--- Excerpted passage ---

Worst-case thinking in AI alignment

A few more reasons...

First: why do software engineers use worst-case reasoning?

A joking answer would be "the users are adversaries". For most software this isn't literally true; the users don't want to break the software. But users are optimizing for things, and optimization in general tends to find corner cases. (In linear programming, for instance, almost all objectives will be maximized at a literal corner of the set allowed by the constraints.) This is sort of like "being optimized against", but it emphasizes that the optimizer need not be "adversarial" in the intuitive sense of the word in order to have that effect.
Users do a lot of different things, and "corner cases" tend to come up a lot more often than a naive analysis might think. If a user is weird in one way, they're more likely to be weird in another way too. This is sort of like "the space contains a high proportion of bad things", but with more emphasis on the points in the space being weighted in ways which weight Weirdness more than a naive analysis would suggest.
Software engineers often want to provide simple, predictable APIs. Error cases (especially unexpected error cases) make APIs more complex.
In software, we tend to have a whole tech stack. Even if each component of the stack fails only rarely, overall failure can still be extremely common if there's enough pieces any one of which can break the whole thing. (I worked at a mortgage startup where this was a big problem - we used a dozen external APIs which were each fine 95+% of the time, but that still meant our app was down very frequently overall.) So, we need each individual component to be very highly reliable.

And one more, generated by thinking about some of my own use-cases:

Unknown unknowns. Worst-case reasoning forces people to consider all the possible failure modes, and rule out any unknown unknowns.

These all carry over to alignment pretty straightforwardly.

Just want to draw out and highlight something mentioned in passing in the "You want to solve a problem in as much generality as possible..." section. Not only would it be great if you could solve a problem in the worst case, the worst case assumption is also often radically easier to think about than trying to think about realistic cases. In some sense the worst case assumption is the second-simplest assumption you could possibly make about the empirical situation (the simplest being the best case assumption -- "this problem never comes up"). My understanding is that proving theorems about average case phenomena is a huge pain and often comes much after proofs about the worst case bounds.

[-]jsteinhardt4y80

I think this probably depends on the field. In machine learning, solving problems under worst-case assumptions is usually impossible because of the no free lunch theorem. You might assume that a particular facet of the environment is worst-case, which is a totally fine thing to do, but I don't think it's correct to call it the "second-simplest solution", since there are many choices of what facet of the environment is worst-case.

One keyword for this is "partial specification", e.g. here is a paper I wrote that makes a minimal set of statistical assumptions and worst-case assumptions everywhere else: https://arxiv.org/abs/1606.05313. (Unfortunately the statistical assumptions are not really reasonable so the method was way too brittle in practice.) This kind of idea is also common in robust statistics. But my take would not be that it is simpler--in general it is way harder than just working with the empirical distribution in front of you.

---

• [Set task A]: In the thread on worst-case thinking, restate the paragraph beginning "In software, we tend to have a whole tech stack" more briefly, keeping its main facts.
• [Set task B]: List every reason the thread on worst-case thinking gives for why software engineers use worst-case reasoning, including the one added from the writer's own use-cases.
• [Set task C]: From the thread on worst-case thinking, copy the passage starting with "Users do a lot" and going on through "APIs more complex.".

--- Records provided ---

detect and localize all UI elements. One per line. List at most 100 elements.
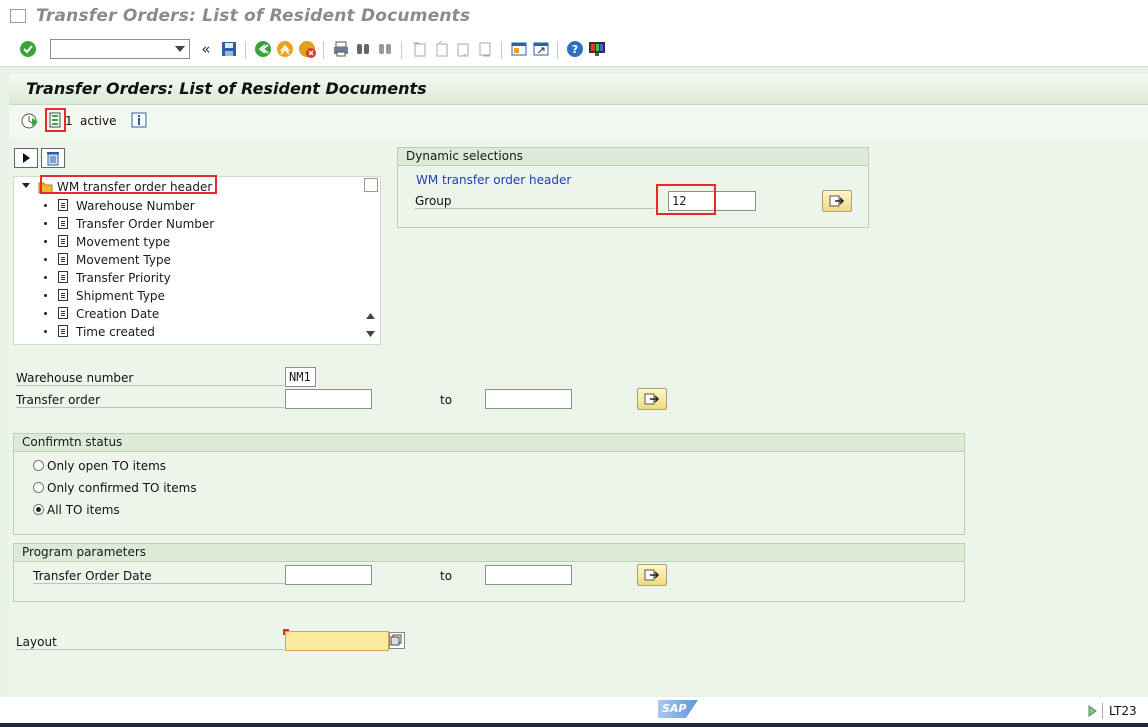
layout-field[interactable]	[285, 631, 389, 651]
exit-icon[interactable]	[275, 39, 295, 59]
previous-page-icon[interactable]	[431, 39, 451, 59]
bullet-icon	[44, 312, 47, 315]
window-title: Transfer Orders: List of Resident Docume…	[36, 6, 471, 26]
customize-layout-icon[interactable]	[587, 39, 607, 59]
value-help-icon	[390, 634, 402, 646]
active-label: active	[80, 114, 117, 128]
confirmation-status-group: Confirmtn status Only open TO items Only…	[13, 433, 965, 535]
tree-item-label: Time created	[76, 325, 155, 339]
transfer-order-multiple-selection-button[interactable]	[637, 388, 667, 410]
enter-icon[interactable]	[18, 39, 38, 59]
bullet-icon	[44, 294, 47, 297]
tree-item[interactable]: Creation Date	[14, 304, 354, 322]
tree-item[interactable]: Time created	[14, 322, 354, 340]
print-icon[interactable]	[331, 39, 351, 59]
transaction-code: LT23	[1109, 704, 1137, 718]
tree-item-label: Movement Type	[76, 253, 171, 267]
radio-all-items-label: All TO items	[47, 503, 120, 517]
bullet-icon	[44, 258, 47, 261]
bullet-icon	[44, 204, 47, 207]
transfer-order-date-label: Transfer Order Date	[33, 569, 285, 584]
bullet-icon	[44, 222, 47, 225]
transfer-order-to-field[interactable]	[485, 389, 572, 409]
next-page-icon[interactable]	[453, 39, 473, 59]
transfer-order-to-label: to	[440, 393, 453, 407]
scroll-up-icon[interactable]	[366, 313, 375, 319]
delete-button[interactable]	[41, 148, 65, 168]
tree-item[interactable]: Movement type	[14, 232, 354, 250]
tree-item[interactable]: Movement Type	[14, 250, 354, 268]
application-toolbar: 1 active	[9, 105, 1148, 137]
arrow-right-icon	[644, 569, 660, 581]
highlight-tree-root	[40, 175, 217, 194]
program-parameters-group: Program parameters Transfer Order Date t…	[13, 543, 965, 602]
transfer-order-date-multiple-selection-button[interactable]	[637, 564, 667, 586]
tree-item[interactable]: Transfer Order Number	[14, 214, 354, 232]
svg-text:?: ?	[572, 43, 578, 56]
bullet-icon	[44, 276, 47, 279]
document-icon	[58, 307, 68, 319]
last-page-icon[interactable]	[475, 39, 495, 59]
radio-confirmed-items[interactable]	[33, 482, 44, 493]
os-taskbar	[0, 723, 1148, 727]
chevron-down-icon[interactable]	[175, 46, 185, 52]
warehouse-label: Warehouse number	[16, 371, 284, 386]
take-over-button[interactable]	[14, 148, 38, 168]
tree-item-label: Shipment Type	[76, 289, 165, 303]
dynamic-selections-group: Dynamic selections WM transfer order hea…	[397, 147, 869, 228]
back-icon[interactable]	[253, 39, 273, 59]
tree-item-label: Transfer Priority	[76, 271, 171, 285]
radio-open-items[interactable]	[33, 460, 44, 471]
tree-item[interactable]: Transfer Priority	[14, 268, 354, 286]
scroll-down-icon[interactable]	[366, 331, 375, 337]
help-icon[interactable]: ?	[565, 39, 585, 59]
tree-checkbox[interactable]	[364, 178, 378, 192]
selection-tree: WM transfer order header Warehouse Numbe…	[13, 176, 381, 345]
save-icon[interactable]	[219, 39, 239, 59]
sap-logo: SAP	[658, 700, 698, 718]
group-label: Group	[415, 194, 655, 209]
transfer-order-date-from-field[interactable]	[285, 565, 372, 585]
tree-item[interactable]: Warehouse Number	[14, 196, 354, 214]
document-icon	[58, 235, 68, 247]
dynamic-subheading: WM transfer order header	[416, 173, 572, 187]
radio-all-items[interactable]	[33, 504, 44, 515]
info-icon[interactable]	[131, 112, 147, 131]
arrow-right-icon	[829, 195, 845, 207]
play-icon	[23, 153, 30, 163]
confirmation-status-title: Confirmtn status	[14, 434, 964, 452]
find-icon[interactable]	[353, 39, 373, 59]
tree-item[interactable]: Shipment Type	[14, 286, 354, 304]
warehouse-field[interactable]: NM1	[285, 367, 316, 387]
transfer-order-from-field[interactable]	[285, 389, 372, 409]
group-multiple-selection-button[interactable]	[822, 190, 852, 212]
status-expand-icon[interactable]	[1088, 705, 1097, 717]
transfer-order-date-to-field[interactable]	[485, 565, 572, 585]
document-icon	[58, 199, 68, 211]
program-parameters-title: Program parameters	[14, 544, 964, 562]
required-marker	[283, 629, 289, 635]
new-session-icon[interactable]	[509, 39, 529, 59]
document-icon	[58, 217, 68, 229]
document-icon	[58, 253, 68, 265]
tree-item-label: Movement type	[76, 235, 171, 249]
find-next-icon[interactable]	[375, 39, 395, 59]
bullet-icon	[44, 240, 47, 243]
page-header: Transfer Orders: List of Resident Docume…	[9, 74, 1148, 105]
back-double-icon[interactable]: «	[196, 39, 216, 59]
value-help-button[interactable]	[389, 632, 405, 649]
cancel-icon[interactable]	[297, 39, 317, 59]
tree-item-label: Creation Date	[76, 307, 160, 321]
execute-icon[interactable]	[21, 112, 39, 133]
shortcut-icon[interactable]	[531, 39, 551, 59]
first-page-icon[interactable]	[409, 39, 429, 59]
title-bar: Transfer Orders: List of Resident Docume…	[0, 0, 1148, 34]
chevron-down-icon[interactable]	[22, 183, 30, 189]
command-field[interactable]	[50, 39, 190, 59]
tree-item-label: Warehouse Number	[76, 199, 195, 213]
window-menu-icon[interactable]	[10, 9, 26, 23]
transfer-order-date-to-label: to	[440, 569, 453, 583]
document-icon	[58, 325, 68, 337]
radio-open-items-label: Only open TO items	[47, 459, 167, 473]
layout-label: Layout	[16, 635, 284, 650]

---

• [Correct response A]: Software depends on a whole tech stack. Even if each component fails only rarely, overall failure can be very common when any single piece can break everything. At a mortgage startup, a dozen external APIs that each worked 95+% of the time still left the app down very often. Each component therefore has to be highly reliable.

• [Correct response B]:
- Users optimize for things, and optimization tends to find corner cases, even without users being adversarial.
- Corner cases come up more often than a naive analysis expects, because a user who is weird in one way is more likely to be weird in another.
- Engineers want simple, predictable APIs, and error cases (especially unexpected ones) make APIs more complex.
- In a tech stack, rare failures in many components add up to frequent overall failure, so each component must be very reliable.
- Unknown unknowns: worst-case reasoning forces people to consider all possible failure modes and rule out unknown unknowns.

• [Correct response C]:
Users do a lot of different things, and "corner cases" tend to come up a lot more often than a naive analysis might think. If a user is weird in one way, they're more likely to be weird in another way too. This is sort of like "the space contains a high proportion of bad things", but with more emphasis on the points in the space being weighted in ways which weight Weirdness more than a naive analysis would suggest.
Software engineers often want to provide simple, predictable APIs. Error cases (especially unexpected error cases) make APIs more complex.